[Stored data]
+-------+
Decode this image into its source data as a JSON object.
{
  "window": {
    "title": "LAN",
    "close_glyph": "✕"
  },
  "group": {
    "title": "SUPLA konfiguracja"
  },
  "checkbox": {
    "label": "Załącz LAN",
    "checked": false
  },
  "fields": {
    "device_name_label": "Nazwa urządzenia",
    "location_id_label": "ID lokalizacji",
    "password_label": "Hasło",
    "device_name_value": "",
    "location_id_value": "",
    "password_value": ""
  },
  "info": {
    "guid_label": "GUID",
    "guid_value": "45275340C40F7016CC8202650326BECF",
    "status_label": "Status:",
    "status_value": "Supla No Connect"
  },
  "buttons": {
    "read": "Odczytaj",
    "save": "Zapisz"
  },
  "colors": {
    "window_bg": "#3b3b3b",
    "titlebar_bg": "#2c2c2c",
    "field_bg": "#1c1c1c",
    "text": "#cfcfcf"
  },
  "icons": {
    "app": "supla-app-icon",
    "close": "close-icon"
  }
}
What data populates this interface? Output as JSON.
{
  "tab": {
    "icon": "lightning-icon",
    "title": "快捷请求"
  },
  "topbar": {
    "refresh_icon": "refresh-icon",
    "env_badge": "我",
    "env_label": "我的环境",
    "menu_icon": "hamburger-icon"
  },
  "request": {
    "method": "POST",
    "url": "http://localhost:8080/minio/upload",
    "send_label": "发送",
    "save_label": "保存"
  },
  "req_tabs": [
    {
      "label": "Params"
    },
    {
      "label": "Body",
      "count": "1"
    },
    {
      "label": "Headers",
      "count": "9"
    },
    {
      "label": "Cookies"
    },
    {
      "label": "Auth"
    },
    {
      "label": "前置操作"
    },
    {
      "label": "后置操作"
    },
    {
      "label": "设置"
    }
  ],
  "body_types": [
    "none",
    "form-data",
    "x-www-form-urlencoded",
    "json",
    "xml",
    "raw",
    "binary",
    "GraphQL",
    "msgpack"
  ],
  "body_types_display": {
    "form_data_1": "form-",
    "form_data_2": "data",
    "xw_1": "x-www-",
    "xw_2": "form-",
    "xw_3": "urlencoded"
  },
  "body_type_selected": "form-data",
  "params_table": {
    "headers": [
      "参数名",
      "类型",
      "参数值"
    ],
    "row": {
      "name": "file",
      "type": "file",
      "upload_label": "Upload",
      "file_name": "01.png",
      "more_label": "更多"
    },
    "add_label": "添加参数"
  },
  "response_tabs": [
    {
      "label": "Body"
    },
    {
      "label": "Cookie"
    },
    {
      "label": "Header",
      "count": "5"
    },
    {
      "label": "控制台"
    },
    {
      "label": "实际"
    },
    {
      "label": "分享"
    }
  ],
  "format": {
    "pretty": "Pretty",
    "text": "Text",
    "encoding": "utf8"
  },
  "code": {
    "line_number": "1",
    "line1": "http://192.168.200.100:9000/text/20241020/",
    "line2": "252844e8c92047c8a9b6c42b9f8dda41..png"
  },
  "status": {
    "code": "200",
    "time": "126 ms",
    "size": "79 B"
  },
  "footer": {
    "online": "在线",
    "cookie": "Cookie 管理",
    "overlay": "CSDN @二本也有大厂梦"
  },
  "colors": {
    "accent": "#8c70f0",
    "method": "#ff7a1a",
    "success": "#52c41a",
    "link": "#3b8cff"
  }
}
+-------+
• What is asked:
Take the material above and return all of it exactly.

• Output:
Decode this image into its source data as a JSON object.
{
  "window": {
    "title": "LAN",
    "close_glyph": "✕"
  },
  "group": {
    "title": "SUPLA konfiguracja"
  },
  "checkbox": {
    "label": "Załącz LAN",
    "checked": false
  },
  "fields": {
    "device_name_label": "Nazwa urządzenia",
    "location_id_label": "ID lokalizacji",
    "password_label": "Hasło",
    "device_name_value": "",
    "location_id_value": "",
    "password_value": ""
  },
  "info": {
    "guid_label": "GUID",
    "guid_value": "45275340C40F7016CC8202650326BECF",
    "status_label": "Status:",
    "status_value": "Supla No Connect"
  },
  "buttons": {
    "read": "Odczytaj",
    "save": "Zapisz"
  },
  "colors": {
    "window_bg": "#3b3b3b",
    "titlebar_bg": "#2c2c2c",
    "field_bg": "#1c1c1c",
    "text": "#cfcfcf"
  },
  "icons": {
    "app": "supla-app-icon",
    "close": "close-icon"
  }
}
What data populates this interface? Output as JSON.
{
  "tab": {
    "icon": "lightning-icon",
    "title": "快捷请求"
  },
  "topbar": {
    "refresh_icon": "refresh-icon",
    "env_badge": "我",
    "env_label": "我的环境",
    "menu_icon": "hamburger-icon"
  },
  "request": {
    "method": "POST",
    "url": "http://localhost:8080/minio/upload",
    "send_label": "发送",
    "save_label": "保存"
  },
  "req_tabs": [
    {
      "label": "Params"
    },
    {
      "label": "Body",
      "count": "1"
    },
    {
      "label": "Headers",
      "count": "9"
    },
    {
      "label": "Cookies"
    },
    {
      "label": "Auth"
    },
    {
      "label": "前置操作"
    },
    {
      "label": "后置操作"
    },
    {
      "label": "设置"
    }
  ],
  "body_types": [
    "none",
    "form-data",
    "x-www-form-urlencoded",
    "json",
    "xml",
    "raw",
    "binary",
    "GraphQL",
    "msgpack"
  ],
  "body_types_display": {
    "form_data_1": "form-",
    "form_data_2": "data",
    "xw_1": "x-www-",
    "xw_2": "form-",
    "xw_3": "urlencoded"
  },
  "body_type_selected": "form-data",
  "params_table": {
    "headers": [
      "参数名",
      "类型",
      "参数值"
    ],
    "row": {
      "name": "file",
      "type": "file",
      "upload_label": "Upload",
      "file_name": "01.png",
      "more_label": "更多"
    },
    "add_label": "添加参数"
  },
  "response_tabs": [
    {
      "label": "Body"
    },
    {
      "label": "Cookie"
    },
    {
      "label": "Header",
      "count": "5"
    },
    {
      "label": "控制台"
    },
    {
      "label": "实际"
    },
    {
      "label": "分享"
    }
  ],
  "format": {
    "pretty": "Pretty",
    "text": "Text",
    "encoding": "utf8"
  },
  "code": {
    "line_number": "1",
    "line1": "http://192.168.200.100:9000/text/20241020/",
    "line2": "252844e8c92047c8a9b6c42b9f8dda41..png"
  },
  "status": {
    "code": "200",
    "time": "126 ms",
    "size": "79 B"
  },
  "footer": {
    "online": "在线",
    "cookie": "Cookie 管理",
    "overlay": "CSDN @二本也有大厂梦"
  },
  "colors": {
    "accent": "#8c70f0",
    "method": "#ff7a1a",
    "success": "#52c41a",
    "link": "#3b8cff"
  }
}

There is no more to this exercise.